Please substitute "taskbar-button" for "taskbar-item" in the part of the listing that opens with the line containing "tray-app-icon[interactable] bbox=[1291, 880, 1304, 893]" and closes with the line containing "30, 1428, 39]", and give back only those lines with nothing else changed.

[Element region listings]
+===+

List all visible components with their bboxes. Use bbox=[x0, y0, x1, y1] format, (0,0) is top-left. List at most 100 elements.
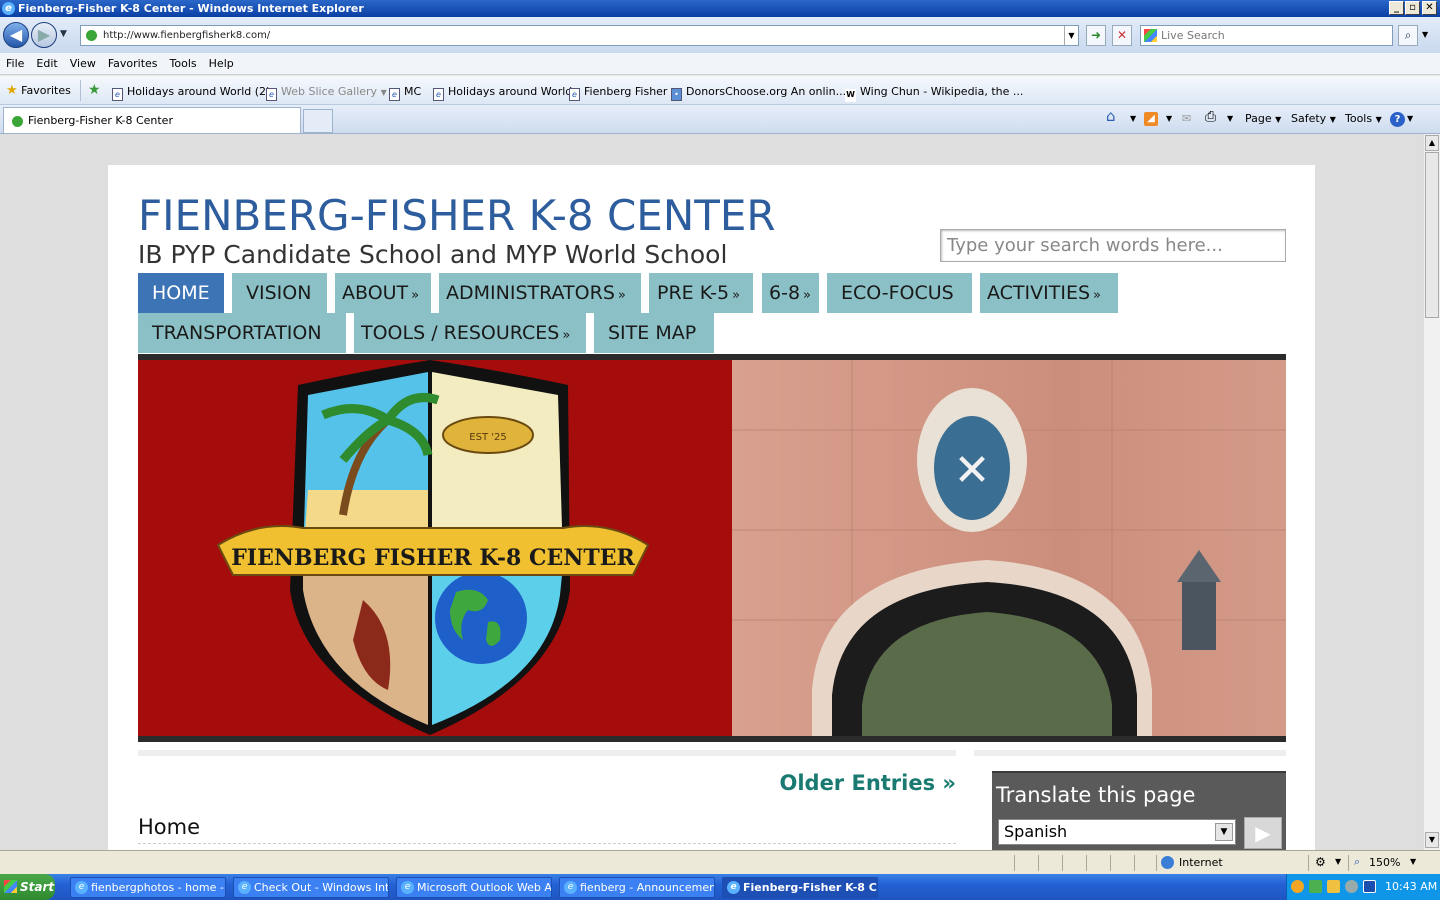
tray-app-icon[interactable] bbox=[1291, 880, 1304, 893]
page-menu[interactable]: Page ▼ bbox=[1245, 112, 1281, 127]
menu-view[interactable]: View bbox=[64, 53, 102, 74]
school-entrance-photo: ✕ bbox=[732, 360, 1286, 736]
favorite-link[interactable]: e MC bbox=[389, 84, 421, 101]
post-title[interactable]: Home bbox=[138, 815, 200, 839]
taskbar-item[interactable]: e fienberg - Announcemen... bbox=[559, 877, 715, 898]
menu-tools[interactable]: Tools bbox=[164, 53, 203, 74]
zoom-dropdown-icon[interactable]: ▼ bbox=[1410, 857, 1416, 866]
search-options-dropdown-icon[interactable]: ▼ bbox=[1422, 30, 1428, 39]
favorite-link[interactable]: e Holidays around World (2) bbox=[112, 84, 270, 101]
search-icon[interactable]: ⌕ bbox=[1398, 25, 1418, 46]
ie-logo-icon: e bbox=[401, 881, 414, 894]
favorites-star-icon: ★ bbox=[6, 83, 18, 98]
site-title[interactable]: FIENBERG-FISHER K-8 CENTER bbox=[138, 191, 776, 240]
nav-activities[interactable]: ACTIVITIES» bbox=[980, 273, 1118, 313]
site-page: FIENBERG-FISHER K-8 CENTER IB PYP Candid… bbox=[108, 165, 1315, 850]
nav-administrators[interactable]: ADMINISTRATORS» bbox=[439, 273, 641, 313]
taskbar-item-active[interactable]: e Fienberg-Fisher K-8 C... bbox=[722, 877, 878, 898]
feeds-icon[interactable]: ◢ bbox=[1144, 112, 1158, 126]
favorite-link[interactable]: • DonorsChoose.org An onlin... bbox=[671, 84, 846, 101]
print-dropdown-icon[interactable]: ▼ bbox=[1227, 112, 1233, 126]
taskbar-item[interactable]: e Microsoft Outlook Web A... bbox=[396, 877, 552, 898]
scrollbar-thumb[interactable] bbox=[1425, 152, 1439, 318]
address-bar[interactable]: http://www.fienbergfisherk8.com/ bbox=[80, 25, 1079, 46]
window-title: Fienberg-Fisher K-8 Center - Windows Int… bbox=[18, 2, 364, 15]
restore-button[interactable]: ▫ bbox=[1405, 1, 1420, 15]
translate-heading: Translate this page bbox=[996, 783, 1196, 807]
tray-app-icon[interactable] bbox=[1327, 880, 1340, 893]
tools-menu[interactable]: Tools ▼ bbox=[1345, 112, 1382, 127]
chevron-down-icon: » bbox=[1093, 288, 1101, 303]
older-entries-link[interactable]: Older Entries » bbox=[708, 771, 956, 795]
close-window-button[interactable]: ✕ bbox=[1422, 1, 1437, 15]
svg-text:✕: ✕ bbox=[954, 445, 991, 496]
stop-icon[interactable]: ✕ bbox=[1112, 25, 1132, 46]
protected-mode-dropdown-icon[interactable]: ▼ bbox=[1335, 857, 1341, 866]
translate-go-button[interactable]: ▶ bbox=[1244, 817, 1282, 849]
back-button[interactable]: ◀ bbox=[3, 22, 29, 48]
nav-site-map[interactable]: SITE MAP bbox=[594, 313, 714, 353]
minimize-button[interactable]: _ bbox=[1389, 1, 1404, 15]
internet-zone-icon bbox=[1161, 856, 1174, 869]
help-dropdown-icon[interactable]: ▼ bbox=[1407, 112, 1413, 126]
favorite-link[interactable]: e Fienberg Fisher bbox=[569, 84, 667, 101]
vertical-scrollbar[interactable]: ▲ ▼ bbox=[1423, 134, 1440, 850]
scroll-up-icon[interactable]: ▲ bbox=[1425, 135, 1439, 151]
favorite-link[interactable]: W Wing Chun - Wikipedia, the ... bbox=[845, 84, 1023, 102]
home-dropdown-icon[interactable]: ▼ bbox=[1130, 112, 1136, 126]
go-arrow-icon[interactable]: ➜ bbox=[1086, 25, 1106, 46]
network-icon[interactable] bbox=[1363, 880, 1376, 893]
nav-tools-resources[interactable]: TOOLS / RESOURCES» bbox=[354, 313, 586, 353]
clock[interactable]: 10:43 AM bbox=[1385, 874, 1437, 900]
menu-edit[interactable]: Edit bbox=[30, 53, 63, 74]
ie-logo-icon: e bbox=[2, 2, 15, 15]
system-tray: 10:43 AM bbox=[1286, 874, 1440, 900]
home-icon[interactable]: ⌂ bbox=[1106, 109, 1116, 124]
nav-transportation[interactable]: TRANSPORTATION bbox=[138, 313, 346, 353]
zoom-level[interactable]: 150% bbox=[1369, 856, 1400, 869]
translate-widget: Translate this page Spanish ▼ ▶ bbox=[992, 771, 1286, 850]
nav-eco-focus[interactable]: ECO-FOCUS bbox=[827, 273, 972, 313]
favorite-link[interactable]: e Web Slice Gallery ▼ bbox=[266, 84, 387, 101]
read-mail-icon[interactable]: ✉ bbox=[1182, 112, 1191, 126]
menu-file[interactable]: File bbox=[0, 53, 30, 74]
site-favicon-icon bbox=[86, 30, 97, 41]
wikipedia-icon: W bbox=[845, 89, 856, 102]
nav-home[interactable]: HOME bbox=[138, 273, 224, 313]
ie-logo-icon: e bbox=[564, 881, 577, 894]
windows-logo-icon bbox=[4, 880, 17, 893]
site-search-input[interactable]: Type your search words here... bbox=[940, 229, 1286, 262]
menu-favorites[interactable]: Favorites bbox=[102, 53, 164, 74]
favorites-button[interactable]: ★ Favorites bbox=[6, 83, 71, 98]
scroll-down-icon[interactable]: ▼ bbox=[1425, 832, 1439, 848]
add-favorite-icon[interactable]: ★ bbox=[88, 82, 101, 98]
help-icon[interactable]: ? bbox=[1390, 112, 1405, 127]
menu-help[interactable]: Help bbox=[203, 53, 240, 74]
nav-6-8[interactable]: 6-8» bbox=[762, 273, 819, 313]
recent-pages-dropdown-icon[interactable]: ▼ bbox=[60, 29, 67, 39]
site-favicon-icon bbox=[12, 116, 23, 127]
tray-app-icon[interactable] bbox=[1345, 880, 1358, 893]
post-separator bbox=[138, 843, 956, 844]
live-search-input[interactable]: Live Search bbox=[1140, 25, 1393, 46]
nav-vision[interactable]: VISION bbox=[232, 273, 327, 313]
address-dropdown-icon[interactable]: ▼ bbox=[1064, 26, 1078, 45]
print-icon[interactable]: ⎙ bbox=[1205, 110, 1216, 124]
start-button[interactable]: Start bbox=[0, 874, 55, 900]
tab-fienberg-fisher[interactable]: Fienberg-Fisher K-8 Center bbox=[3, 107, 301, 133]
favorite-link[interactable]: e Holidays around World bbox=[433, 84, 572, 101]
protected-mode-icon[interactable]: ⚙ bbox=[1315, 855, 1326, 869]
page-icon: e bbox=[266, 88, 277, 101]
tray-app-icon[interactable] bbox=[1309, 880, 1322, 893]
school-crest-image: EST '25 FIENBERG FISHER K-8 CENTER bbox=[138, 360, 732, 736]
nav-pre-k-5[interactable]: PRE K-5» bbox=[649, 273, 753, 313]
language-select[interactable]: Spanish ▼ bbox=[998, 819, 1236, 845]
entrance-illustration: ✕ bbox=[732, 360, 1286, 736]
forward-button[interactable]: ▶ bbox=[31, 22, 57, 48]
feeds-dropdown-icon[interactable]: ▼ bbox=[1166, 112, 1172, 126]
taskbar-item[interactable]: e fienbergphotos - home - ... bbox=[70, 877, 226, 898]
nav-about[interactable]: ABOUT» bbox=[335, 273, 431, 313]
taskbar-item[interactable]: e Check Out - Windows Int... bbox=[233, 877, 389, 898]
new-tab-button[interactable] bbox=[303, 109, 333, 133]
safety-menu[interactable]: Safety ▼ bbox=[1291, 112, 1336, 127]
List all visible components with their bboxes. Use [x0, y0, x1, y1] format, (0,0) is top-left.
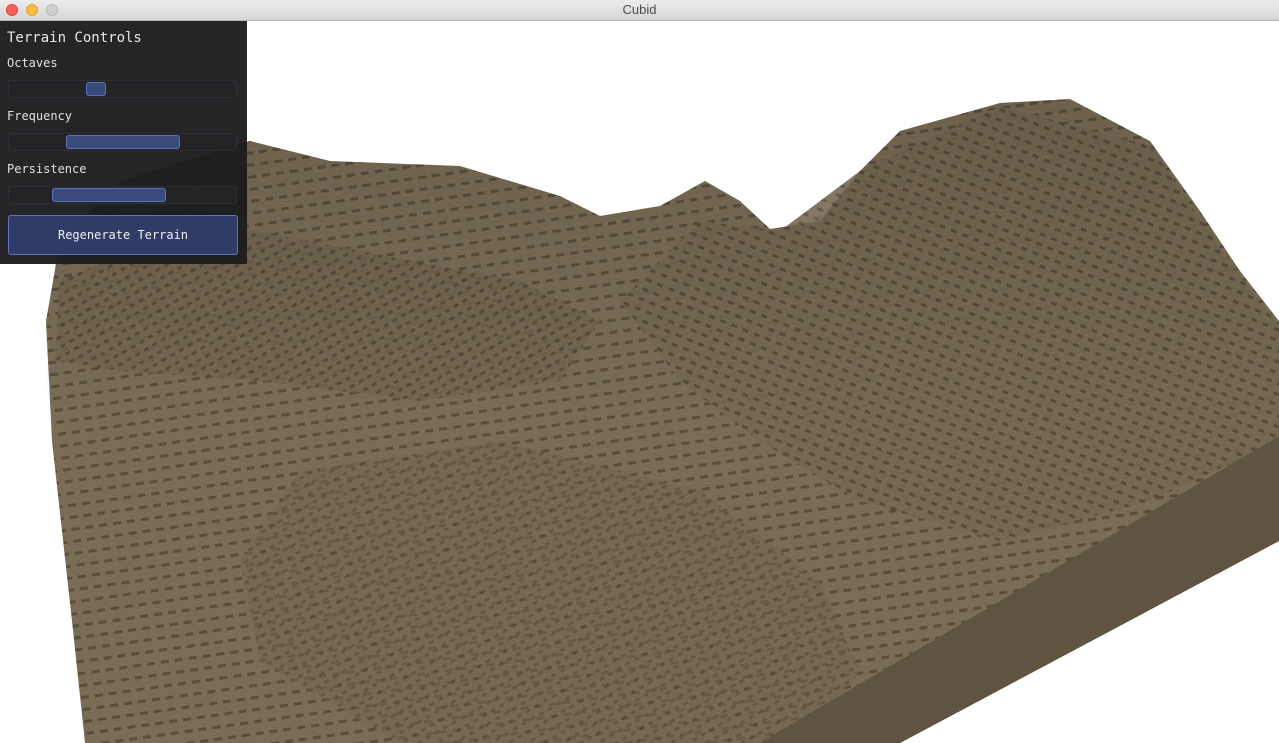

+===+

EXERCISE OUTPUT:
tray-app-icon[interactable] bbox=[1291, 880, 1304, 893]
page-menu[interactable]: Page ▼ bbox=[1245, 112, 1281, 127]
menu-view[interactable]: View bbox=[64, 53, 102, 74]
school-entrance-photo: ✕ bbox=[732, 360, 1286, 736]
favorite-link[interactable]: e MC bbox=[389, 84, 421, 101]
post-title[interactable]: Home bbox=[138, 815, 200, 839]
taskbar-button[interactable]: e fienberg - Announcemen... bbox=[559, 877, 715, 898]
menu-tools[interactable]: Tools bbox=[164, 53, 203, 74]
zoom-dropdown-icon[interactable]: ▼ bbox=[1410, 857, 1416, 866]
search-options-dropdown-icon[interactable]: ▼ bbox=[1422, 30, 1428, 39]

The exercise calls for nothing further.